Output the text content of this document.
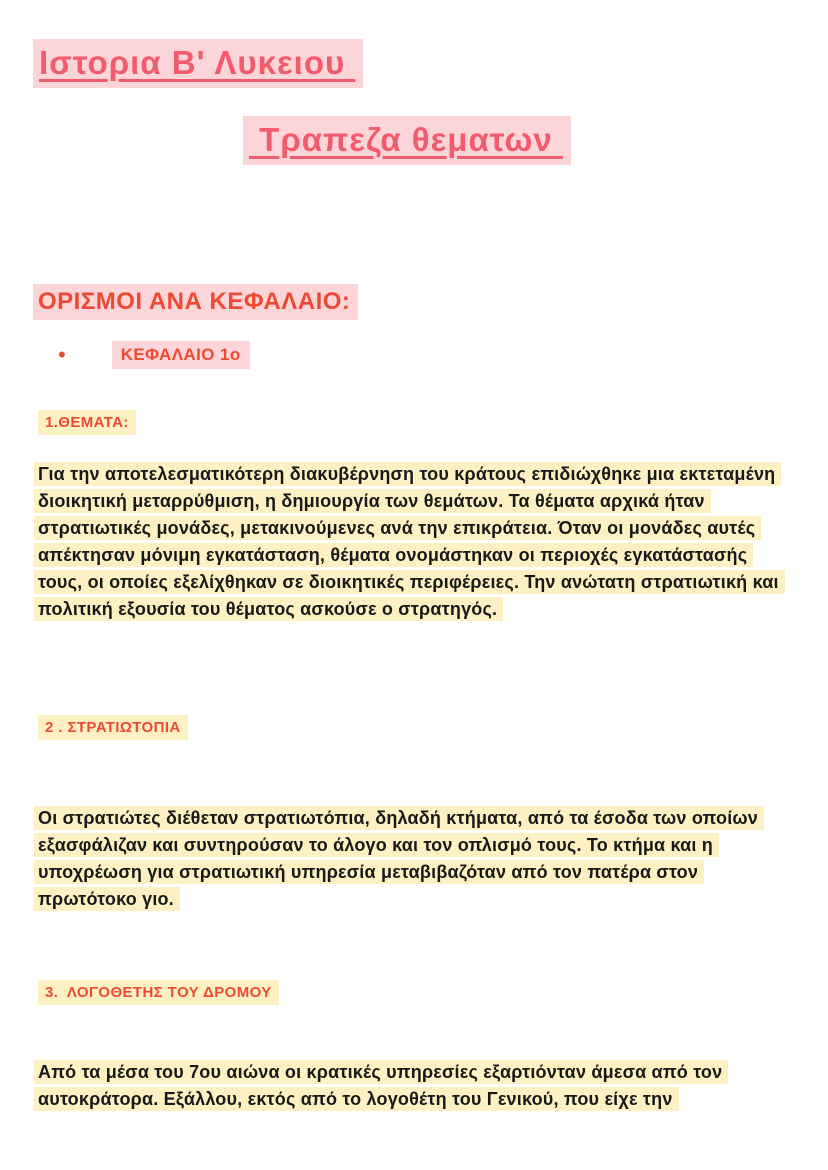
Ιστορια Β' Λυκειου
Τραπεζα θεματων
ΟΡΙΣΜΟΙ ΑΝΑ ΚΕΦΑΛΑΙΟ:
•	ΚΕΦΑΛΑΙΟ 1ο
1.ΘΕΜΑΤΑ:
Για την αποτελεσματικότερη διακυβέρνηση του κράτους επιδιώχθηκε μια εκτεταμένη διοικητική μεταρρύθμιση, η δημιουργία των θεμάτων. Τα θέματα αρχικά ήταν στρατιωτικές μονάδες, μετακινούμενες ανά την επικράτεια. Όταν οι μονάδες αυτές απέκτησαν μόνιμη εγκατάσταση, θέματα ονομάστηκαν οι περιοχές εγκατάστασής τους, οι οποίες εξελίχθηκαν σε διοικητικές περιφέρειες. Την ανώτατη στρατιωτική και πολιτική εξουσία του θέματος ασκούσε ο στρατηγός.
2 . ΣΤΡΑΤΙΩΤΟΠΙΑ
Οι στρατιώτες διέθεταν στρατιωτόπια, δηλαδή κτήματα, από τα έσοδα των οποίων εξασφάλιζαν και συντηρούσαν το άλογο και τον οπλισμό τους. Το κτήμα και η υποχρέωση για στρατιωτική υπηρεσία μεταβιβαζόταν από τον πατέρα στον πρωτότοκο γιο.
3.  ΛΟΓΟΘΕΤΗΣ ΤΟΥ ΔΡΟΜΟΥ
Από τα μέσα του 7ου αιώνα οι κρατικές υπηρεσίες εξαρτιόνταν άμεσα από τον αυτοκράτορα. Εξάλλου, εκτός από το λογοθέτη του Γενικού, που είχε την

*Stated goal*:
Write out the whole listing exactly, and drop the pictures.

*Output of the task*:
Output the text content of this document.
Ιστορια Β' Λυκειου
Τραπεζα θεματων
ΟΡΙΣΜΟΙ ΑΝΑ ΚΕΦΑΛΑΙΟ:
•	ΚΕΦΑΛΑΙΟ 1ο
1.ΘΕΜΑΤΑ:
Για την αποτελεσματικότερη διακυβέρνηση του κράτους επιδιώχθηκε μια εκτεταμένη διοικητική μεταρρύθμιση, η δημιουργία των θεμάτων. Τα θέματα αρχικά ήταν στρατιωτικές μονάδες, μετακινούμενες ανά την επικράτεια. Όταν οι μονάδες αυτές απέκτησαν μόνιμη εγκατάσταση, θέματα ονομάστηκαν οι περιοχές εγκατάστασής τους, οι οποίες εξελίχθηκαν σε διοικητικές περιφέρειες. Την ανώτατη στρατιωτική και πολιτική εξουσία του θέματος ασκούσε ο στρατηγός.
2 . ΣΤΡΑΤΙΩΤΟΠΙΑ
Οι στρατιώτες διέθεταν στρατιωτόπια, δηλαδή κτήματα, από τα έσοδα των οποίων εξασφάλιζαν και συντηρούσαν το άλογο και τον οπλισμό τους. Το κτήμα και η υποχρέωση για στρατιωτική υπηρεσία μεταβιβαζόταν από τον πατέρα στον πρωτότοκο γιο.
3.  ΛΟΓΟΘΕΤΗΣ ΤΟΥ ΔΡΟΜΟΥ
Από τα μέσα του 7ου αιώνα οι κρατικές υπηρεσίες εξαρτιόνταν άμεσα από τον αυτοκράτορα. Εξάλλου, εκτός από το λογοθέτη του Γενικού, που είχε την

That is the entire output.